### What the task asks
Print the listing that follows, character for character.

### Record excerpts
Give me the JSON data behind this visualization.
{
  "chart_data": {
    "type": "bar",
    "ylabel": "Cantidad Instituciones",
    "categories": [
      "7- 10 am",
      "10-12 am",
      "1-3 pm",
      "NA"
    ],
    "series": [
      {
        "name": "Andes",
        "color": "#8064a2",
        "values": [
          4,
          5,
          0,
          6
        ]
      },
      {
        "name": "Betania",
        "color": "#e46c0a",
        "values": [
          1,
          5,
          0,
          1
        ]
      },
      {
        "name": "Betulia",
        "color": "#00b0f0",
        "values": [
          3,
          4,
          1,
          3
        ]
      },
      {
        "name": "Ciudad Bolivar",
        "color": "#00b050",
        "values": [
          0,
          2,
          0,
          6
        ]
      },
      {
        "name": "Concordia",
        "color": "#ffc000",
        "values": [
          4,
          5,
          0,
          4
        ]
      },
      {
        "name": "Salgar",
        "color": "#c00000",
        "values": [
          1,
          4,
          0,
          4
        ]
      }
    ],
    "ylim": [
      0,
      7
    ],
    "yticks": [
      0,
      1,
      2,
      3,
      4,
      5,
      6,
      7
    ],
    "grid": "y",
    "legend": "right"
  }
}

### Response
Give me the JSON data behind this visualization.
{
  "chart_data": {
    "type": "bar",
    "ylabel": "Cantidad Instituciones",
    "categories": [
      "7- 10 am",
      "10-12 am",
      "1-3 pm",
      "NA"
    ],
    "series": [
      {
        "name": "Andes",
        "color": "#8064a2",
        "values": [
          4,
          5,
          0,
          6
        ]
      },
      {
        "name": "Betania",
        "color": "#e46c0a",
        "values": [
          1,
          5,
          0,
          1
        ]
      },
      {
        "name": "Betulia",
        "color": "#00b0f0",
        "values": [
          3,
          4,
          1,
          3
        ]
      },
      {
        "name": "Ciudad Bolivar",
        "color": "#00b050",
        "values": [
          0,
          2,
          0,
          6
        ]
      },
      {
        "name": "Concordia",
        "color": "#ffc000",
        "values": [
          4,
          5,
          0,
          4
        ]
      },
      {
        "name": "Salgar",
        "color": "#c00000",
        "values": [
          1,
          4,
          0,
          4
        ]
      }
    ],
    "ylim": [
      0,
      7
    ],
    "yticks": [
      0,
      1,
      2,
      3,
      4,
      5,
      6,
      7
    ],
    "grid": "y",
    "legend": "right"
  }
}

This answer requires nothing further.